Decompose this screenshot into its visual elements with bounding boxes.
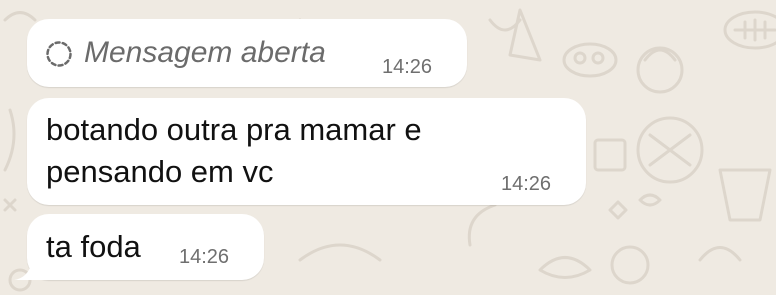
message-text-line-1: botando outra pra mamar e bbox=[46, 112, 422, 147]
view-once-opened-icon bbox=[46, 41, 72, 67]
message-text: ta foda bbox=[46, 229, 141, 264]
message-timestamp: 14:26 bbox=[179, 246, 230, 268]
message-timestamp: 14:26 bbox=[501, 173, 552, 195]
message-text-line-2: pensando em vc bbox=[46, 154, 274, 189]
message-timestamp: 14:26 bbox=[382, 56, 433, 78]
message-text: Mensagem aberta bbox=[84, 36, 326, 69]
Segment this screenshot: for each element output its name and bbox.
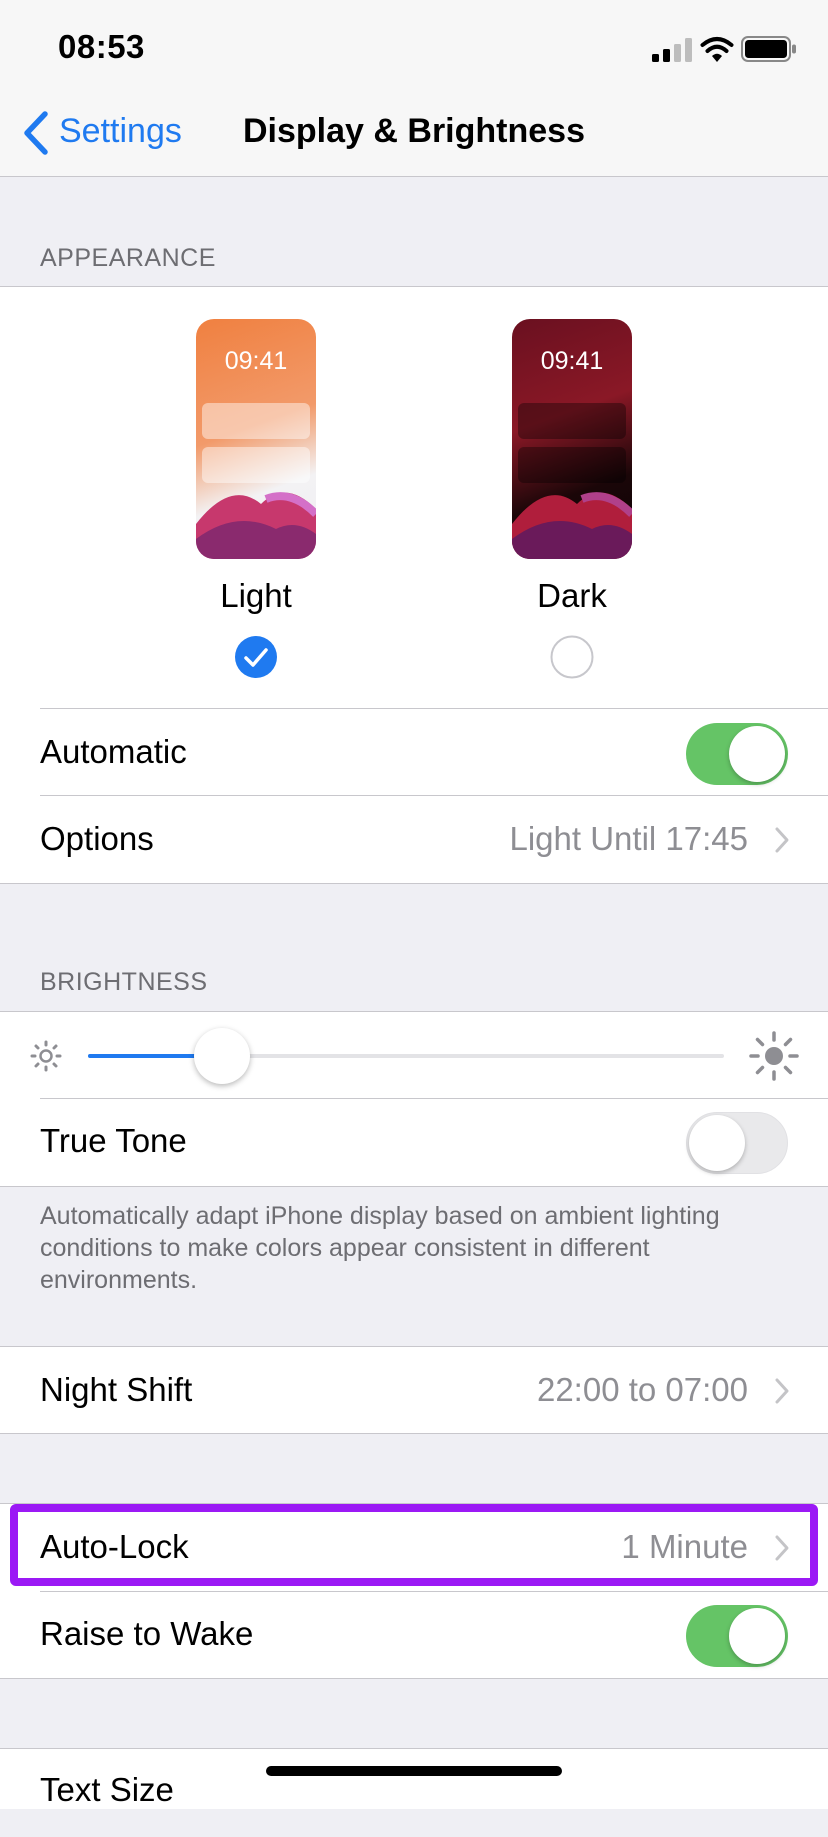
brightness-low-icon: [30, 1040, 62, 1072]
true-tone-label: True Tone: [40, 1122, 187, 1159]
options-value: Light Until 17:45: [509, 820, 749, 857]
options-label: Options: [40, 820, 154, 857]
text-size-group: Text Size: [0, 1748, 828, 1809]
automatic-toggle[interactable]: [686, 723, 788, 785]
night-shift-label: Night Shift: [40, 1371, 193, 1408]
raise-to-wake-label: Raise to Wake: [40, 1615, 254, 1652]
night-shift-group: Night Shift 22:00 to 07:00: [0, 1346, 828, 1434]
cellular-signal-icon: [652, 38, 692, 62]
true-tone-toggle[interactable]: [686, 1112, 788, 1174]
status-time: 08:53: [58, 28, 145, 65]
dark-mode-label: Dark: [537, 577, 607, 614]
auto-lock-highlight-box: [10, 1504, 818, 1586]
text-size-label: Text Size: [40, 1771, 174, 1808]
brightness-group: True Tone: [0, 1011, 828, 1187]
true-tone-footnote: Automatically adapt iPhone display based…: [40, 1202, 720, 1294]
chevron-right-icon: [775, 827, 789, 853]
appearance-section-header: APPEARANCE: [40, 244, 216, 272]
brightness-section-header: BRIGHTNESS: [40, 968, 208, 996]
raise-to-wake-toggle[interactable]: [686, 1605, 788, 1667]
brightness-slider-knob[interactable]: [194, 1028, 250, 1084]
night-shift-value: 22:00 to 07:00: [536, 1371, 748, 1408]
options-row[interactable]: Options Light Until 17:45: [0, 796, 828, 884]
wifi-icon: [700, 37, 734, 62]
light-mode-label: Light: [220, 577, 292, 614]
dark-unselected-radio-icon[interactable]: [550, 635, 594, 679]
night-shift-row[interactable]: Night Shift 22:00 to 07:00: [0, 1347, 828, 1435]
chevron-right-icon: [775, 1378, 789, 1404]
brightness-high-icon: [749, 1031, 799, 1081]
home-indicator: [266, 1766, 562, 1776]
brightness-slider[interactable]: [88, 1028, 724, 1084]
dark-preview-time: 09:41: [540, 347, 604, 375]
navigation-bar: Settings Display & Brightness: [0, 100, 828, 177]
true-tone-row: True Tone: [0, 1098, 828, 1186]
raise-to-wake-row: Raise to Wake: [0, 1591, 828, 1679]
page-title: Display & Brightness: [243, 112, 585, 150]
appearance-group: 09:41 09:41 Light Dark Automatic Options…: [0, 286, 828, 884]
dark-mode-preview[interactable]: 09:41: [512, 319, 632, 559]
battery-icon: [741, 36, 796, 62]
automatic-row: Automatic: [0, 709, 828, 797]
status-bar: 08:53: [0, 0, 828, 100]
light-mode-preview[interactable]: 09:41: [196, 319, 316, 559]
text-size-row[interactable]: Text Size: [0, 1749, 828, 1837]
automatic-label: Automatic: [40, 733, 187, 770]
light-preview-time: 09:41: [224, 347, 288, 375]
light-selected-checkmark-icon[interactable]: [234, 635, 278, 679]
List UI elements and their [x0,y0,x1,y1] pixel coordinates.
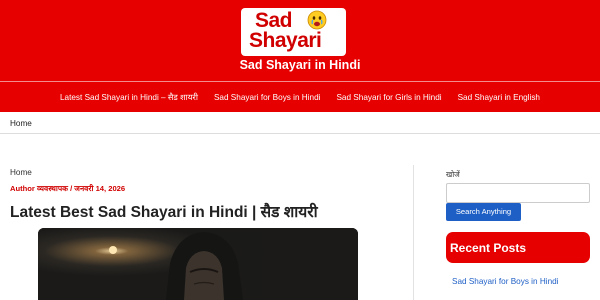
logo-word-shayari: Shayari [249,29,322,52]
site-header: Sad Shayari Sad Shayari in Hindi Latest … [0,0,600,112]
search-label: खोजें [446,170,460,179]
recent-posts-title: Recent Posts [450,241,527,255]
recent-post-link[interactable]: Sad Shayari for Boys in Hindi [452,277,559,286]
sidebar-divider [413,165,414,300]
search-input[interactable] [446,183,590,203]
featured-image [38,228,358,300]
nav-item-latest-sad-shayari[interactable]: Latest Sad Shayari in Hindi – सैड शायरी [60,92,198,103]
search-button[interactable]: Search Anything [446,203,521,221]
nav-item-sad-shayari-english[interactable]: Sad Shayari in English [458,93,540,102]
page-title: Latest Best Sad Shayari in Hindi | सैड श… [10,204,318,221]
breadcrumb-home-link[interactable]: Home [10,119,32,128]
logo-word-sad: Sad [255,9,293,32]
post-meta: Author व्यवस्थापक / जनवरी 14, 2026 [10,184,126,193]
site-tagline[interactable]: Sad Shayari in Hindi [0,58,600,72]
hooded-man-photo [38,228,358,300]
nav-item-sad-shayari-girls[interactable]: Sad Shayari for Girls in Hindi [336,93,441,102]
nav-item-sad-shayari-boys[interactable]: Sad Shayari for Boys in Hindi [214,93,321,102]
crying-face-icon [307,10,327,30]
recent-posts-header: Recent Posts [446,232,590,263]
article-breadcrumb-home[interactable]: Home [10,168,32,177]
main-nav: Latest Sad Shayari in Hindi – सैड शायरी … [0,82,600,112]
breadcrumb-bar: Home [0,112,600,134]
site-logo[interactable]: Sad Shayari [241,8,346,56]
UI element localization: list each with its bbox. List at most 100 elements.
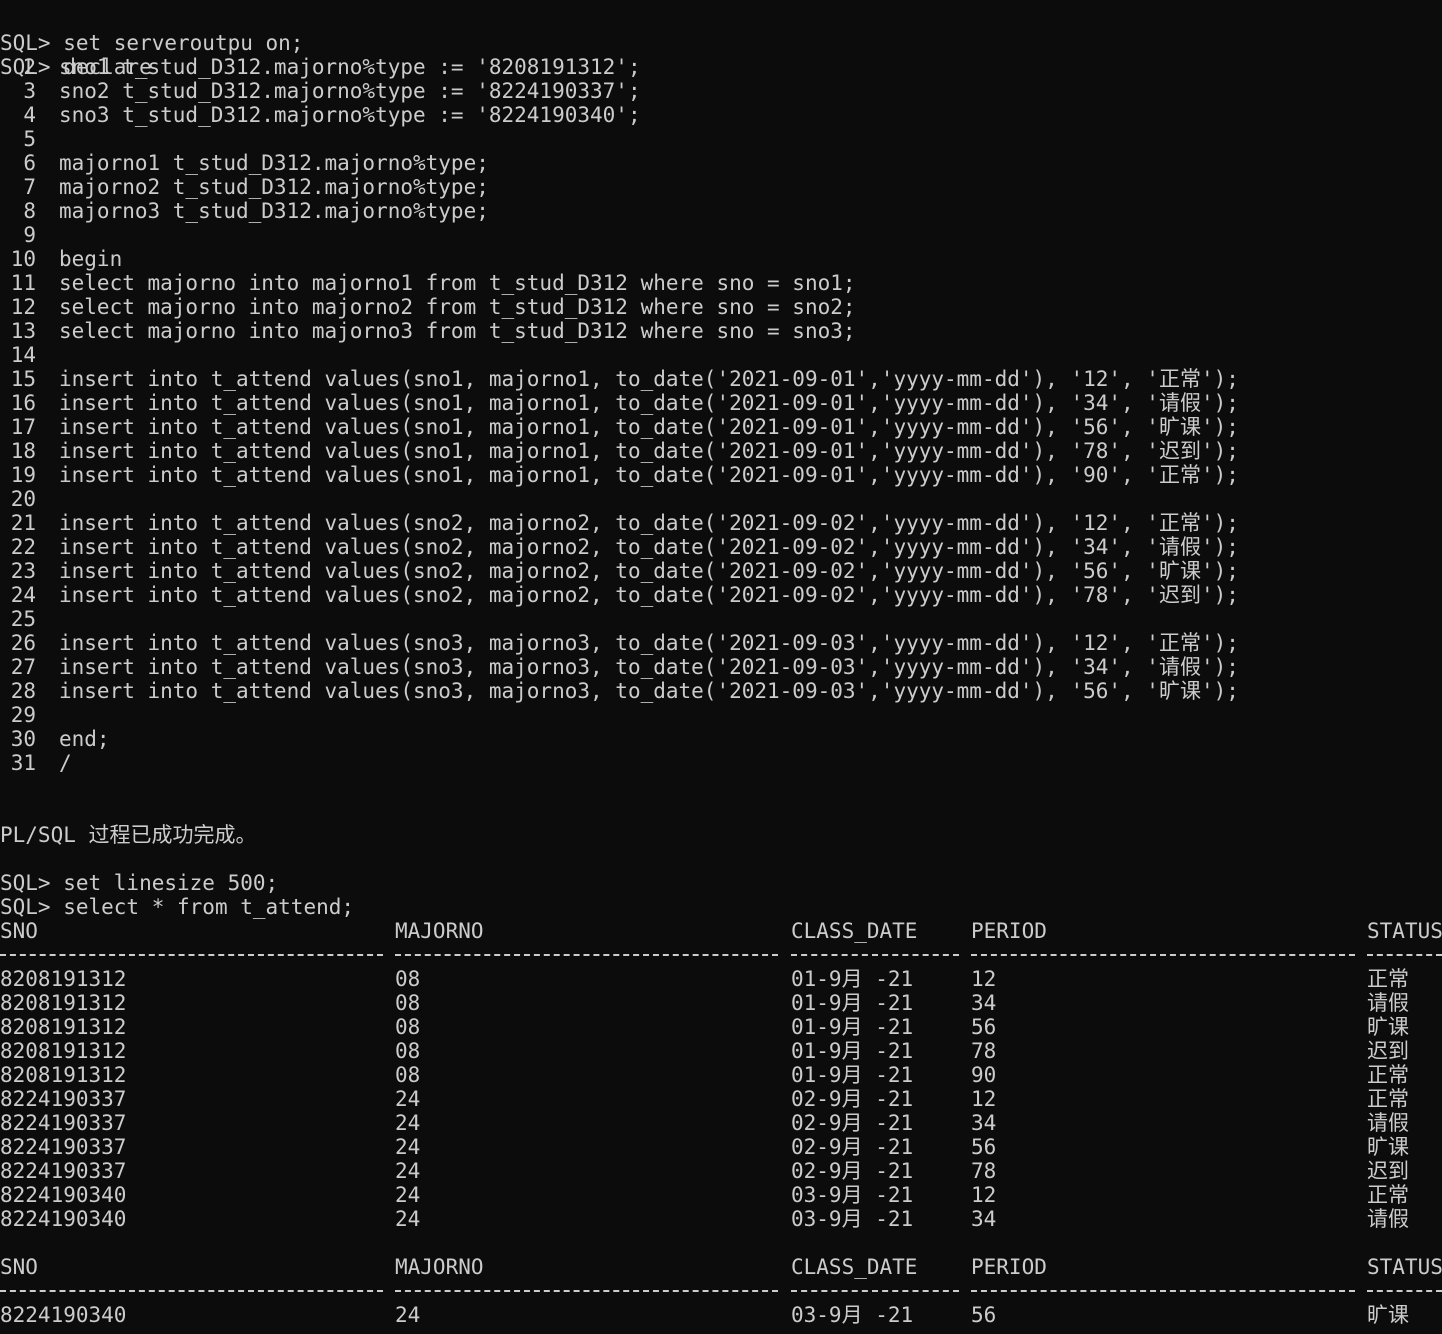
table-cell: 8224190337 <box>0 1159 127 1183</box>
table-row: 8224190337 24 02-9月 -21 34 请假 <box>0 1111 1442 1135</box>
code-line: 8 majorno3 t_stud_D312.majorno%type; <box>0 199 1442 223</box>
table-row: 8208191312 08 01-9月 -21 34 请假 <box>0 991 1442 1015</box>
column-separator <box>395 1290 778 1292</box>
line-number: 20 <box>10 487 36 511</box>
table-cell: 01-9月 -21 <box>791 991 914 1015</box>
table-cell: 34 <box>971 991 997 1015</box>
code-line: 6 majorno1 t_stud_D312.majorno%type; <box>0 151 1442 175</box>
table-cell: 8208191312 <box>0 991 127 1015</box>
column-header-status: STATUS <box>1367 919 1442 943</box>
code-line: 18 insert into t_attend values(sno1, majo… <box>0 439 1442 463</box>
code-line: 17 insert into t_attend values(sno1, majo… <box>0 415 1442 439</box>
table-cell: 03-9月 -21 <box>791 1183 914 1207</box>
table-cell: 34 <box>971 1111 997 1135</box>
code-text: insert into t_attend values(sno2, majorn… <box>59 535 1239 559</box>
terminal-window[interactable]: SQL> set serveroutpu on; SQL> declare 2s… <box>0 7 1442 1327</box>
table-cell: 正常 <box>1367 1063 1409 1087</box>
code-text: insert into t_attend values(sno1, majorn… <box>59 439 1239 463</box>
code-text: insert into t_attend values(sno2, majorn… <box>59 511 1239 535</box>
table-cell: 24 <box>395 1111 421 1135</box>
table-cell: 34 <box>971 1207 997 1231</box>
code-text: insert into t_attend values(sno1, majorn… <box>59 415 1239 439</box>
code-line: 9 <box>0 223 1442 247</box>
table-cell: 56 <box>971 1015 997 1039</box>
code-line: 19 insert into t_attend values(sno1, majo… <box>0 463 1442 487</box>
column-separator <box>971 1290 1355 1292</box>
line-number: 15 <box>10 367 36 391</box>
code-line: 24 insert into t_attend values(sno2, majo… <box>0 583 1442 607</box>
table-cell: 78 <box>971 1159 997 1183</box>
table-cell: 08 <box>395 967 421 991</box>
result-message-line: PL/SQL 过程已成功完成。 <box>0 799 1442 847</box>
sql-prompt-line: SQL> set linesize 500; <box>0 847 1442 895</box>
line-number: 31 <box>10 751 36 775</box>
code-line: 7 majorno2 t_stud_D312.majorno%type; <box>0 175 1442 199</box>
code-text: insert into t_attend values(sno3, majorn… <box>59 631 1239 655</box>
sql-prompt-line: SQL> declare <box>0 31 1442 79</box>
table-cell: 12 <box>971 1087 997 1111</box>
result-table-page: SNO MAJORNO CLASS_DATE PERIOD STATUS 82081913… <box>0 919 1442 1231</box>
table-cell: 8224190340 <box>0 1183 127 1207</box>
column-header-sno: SNO <box>0 919 38 943</box>
code-line: 28 insert into t_attend values(sno3, majo… <box>0 679 1442 703</box>
code-text: insert into t_attend values(sno3, majorn… <box>59 655 1239 679</box>
code-line: 3 sno2 t_stud_D312.majorno%type := '82241… <box>0 79 1442 103</box>
table-cell: 24 <box>395 1159 421 1183</box>
line-number: 24 <box>10 583 36 607</box>
line-number: 3 <box>23 79 36 103</box>
code-line: 26 insert into t_attend values(sno3, majo… <box>0 631 1442 655</box>
line-number: 8 <box>23 199 36 223</box>
table-cell: 请假 <box>1367 1111 1409 1135</box>
code-line: 12 select majorno into majorno2 from t_st… <box>0 295 1442 319</box>
table-cell: 24 <box>395 1183 421 1207</box>
line-number: 19 <box>10 463 36 487</box>
code-line: 10 begin <box>0 247 1442 271</box>
line-number: 16 <box>10 391 36 415</box>
column-header-class-date: CLASS_DATE <box>791 1255 918 1279</box>
column-header-period: PERIOD <box>971 1255 1047 1279</box>
code-text: insert into t_attend values(sno1, majorn… <box>59 367 1239 391</box>
table-cell: 08 <box>395 991 421 1015</box>
code-line: 13 select majorno into majorno3 from t_st… <box>0 319 1442 343</box>
code-line: 5 <box>0 127 1442 151</box>
code-text: end; <box>59 727 110 751</box>
table-cell: 56 <box>971 1135 997 1159</box>
table-row: 8224190337 24 02-9月 -21 12 正常 <box>0 1087 1442 1111</box>
code-line: 25 <box>0 607 1442 631</box>
line-number: 12 <box>10 295 36 319</box>
table-cell: 请假 <box>1367 991 1409 1015</box>
table-cell: 08 <box>395 1063 421 1087</box>
column-separator <box>791 1290 959 1292</box>
code-line: 4 sno3 t_stud_D312.majorno%type := '82241… <box>0 103 1442 127</box>
code-text: begin <box>59 247 123 271</box>
table-row: 8208191312 08 01-9月 -21 90 正常 <box>0 1063 1442 1087</box>
code-text: / <box>59 751 72 775</box>
sql-prompt-line: SQL> set serveroutpu on; <box>0 7 1442 55</box>
table-cell: 旷课 <box>1367 1135 1409 1159</box>
code-text: insert into t_attend values(sno2, majorn… <box>59 583 1239 607</box>
code-text: insert into t_attend values(sno2, majorn… <box>59 559 1239 583</box>
code-text: majorno3 t_stud_D312.majorno%type; <box>59 199 489 223</box>
code-text: select majorno into majorno1 from t_stud… <box>59 271 856 295</box>
table-cell: 01-9月 -21 <box>791 1063 914 1087</box>
column-separator <box>791 954 959 956</box>
code-line: 22 insert into t_attend values(sno2, majo… <box>0 535 1442 559</box>
code-line: 31 / <box>0 751 1442 775</box>
code-line: 30 end; <box>0 727 1442 751</box>
column-header-class-date: CLASS_DATE <box>791 919 918 943</box>
table-row: 8208191312 08 01-9月 -21 12 正常 <box>0 967 1442 991</box>
table-row: 8224190340 24 03-9月 -21 12 正常 <box>0 1183 1442 1207</box>
table-cell: 02-9月 -21 <box>791 1159 914 1183</box>
table-cell: 01-9月 -21 <box>791 1015 914 1039</box>
code-text: sno3 t_stud_D312.majorno%type := '822419… <box>59 103 641 127</box>
code-line: 27 insert into t_attend values(sno3, majo… <box>0 655 1442 679</box>
code-line: 14 <box>0 343 1442 367</box>
table-cell: 迟到 <box>1367 1039 1409 1063</box>
table-cell: 8208191312 <box>0 1015 127 1039</box>
column-header-sno: SNO <box>0 1255 38 1279</box>
line-number: 13 <box>10 319 36 343</box>
line-number: 4 <box>23 103 36 127</box>
table-cell: 迟到 <box>1367 1159 1409 1183</box>
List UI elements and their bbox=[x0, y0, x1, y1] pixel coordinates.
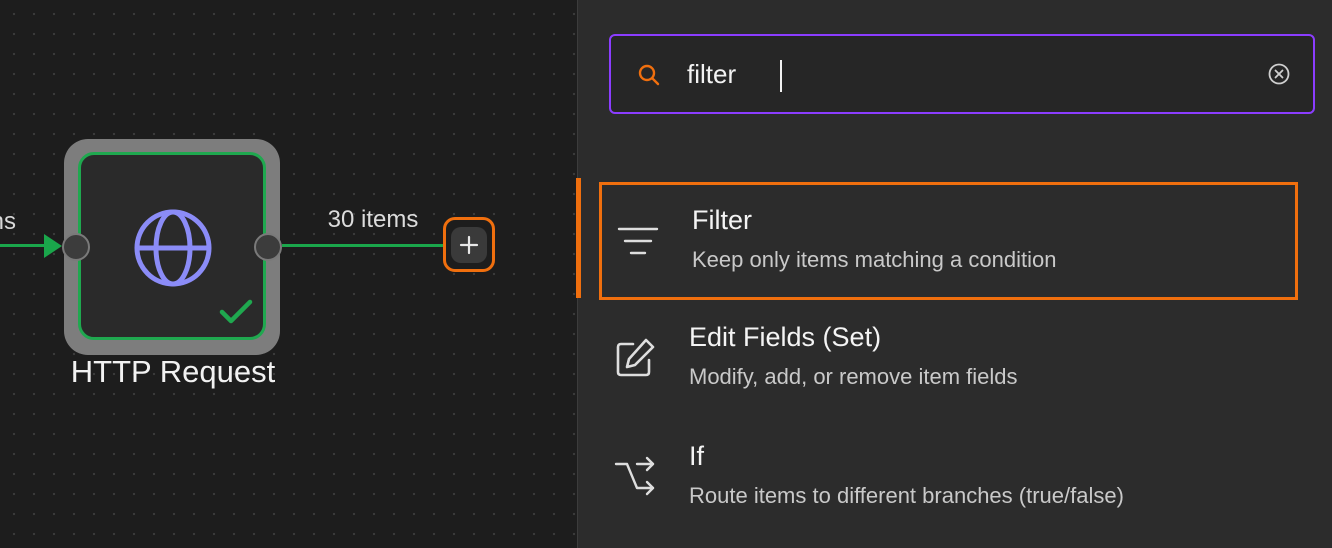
add-node-button[interactable] bbox=[443, 217, 495, 272]
node-title: HTTP Request bbox=[70, 354, 276, 389]
incoming-edge[interactable] bbox=[0, 244, 48, 247]
filter-lines-icon bbox=[617, 227, 659, 255]
incoming-edge-arrow bbox=[44, 234, 62, 258]
text-cursor bbox=[780, 60, 782, 92]
active-result-indicator bbox=[576, 178, 581, 298]
result-description: Keep only items matching a condition bbox=[692, 247, 1057, 272]
edit-square-icon bbox=[616, 338, 655, 377]
result-description: Route items to different branches (true/… bbox=[689, 483, 1124, 508]
app-root: ns HTTP Request 30 items bbox=[0, 0, 1332, 548]
search-input[interactable] bbox=[687, 50, 1247, 98]
outgoing-edge[interactable] bbox=[282, 244, 446, 247]
result-item-filter[interactable]: Filter Keep only items matching a condit… bbox=[599, 182, 1298, 300]
workflow-canvas[interactable]: ns HTTP Request 30 items bbox=[0, 0, 577, 548]
branch-arrows-icon bbox=[614, 456, 655, 496]
globe-icon bbox=[134, 209, 212, 287]
search-icon bbox=[638, 64, 660, 86]
plus-icon bbox=[459, 235, 479, 254]
incoming-edge-label: ns bbox=[0, 208, 16, 235]
result-description: Modify, add, or remove item fields bbox=[689, 364, 1018, 389]
result-item-edit-fields[interactable]: Edit Fields (Set) Modify, add, or remove… bbox=[599, 302, 1298, 420]
edge-item-count: 30 items bbox=[327, 206, 419, 233]
checkmark-icon bbox=[219, 299, 253, 324]
node-input-port[interactable] bbox=[62, 233, 90, 261]
result-title: Edit Fields (Set) bbox=[689, 322, 882, 352]
result-title: If bbox=[689, 441, 705, 471]
node-creator-panel: Filter Keep only items matching a condit… bbox=[576, 0, 1332, 548]
result-title: Filter bbox=[692, 205, 752, 235]
result-item-if[interactable]: If Route items to different branches (tr… bbox=[599, 421, 1298, 539]
clear-circle-icon[interactable] bbox=[1267, 62, 1291, 86]
node-output-port[interactable] bbox=[254, 233, 282, 261]
node-search-box[interactable] bbox=[609, 34, 1315, 114]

■ **Description of the task**
Starting at the beginning of the material and ending with the line that contains "Segment this screenshot: for", reproduce each line word for word. Omit the pictures.

■ **Answer below**
Decompose this screenshot into its visual elements with bounding boxes.
message-text-line-1: botando outra pra mamar e bbox=[46, 112, 422, 147]
view-once-opened-icon bbox=[46, 41, 72, 67]
message-text: ta foda bbox=[46, 229, 141, 264]
message-timestamp: 14:26 bbox=[179, 246, 230, 268]
message-timestamp: 14:26 bbox=[501, 173, 552, 195]
message-text-line-2: pensando em vc bbox=[46, 154, 274, 189]
message-timestamp: 14:26 bbox=[382, 56, 433, 78]
message-text: Mensagem aberta bbox=[84, 36, 326, 69]
Segment this screenshot: for each element output its name and bbox.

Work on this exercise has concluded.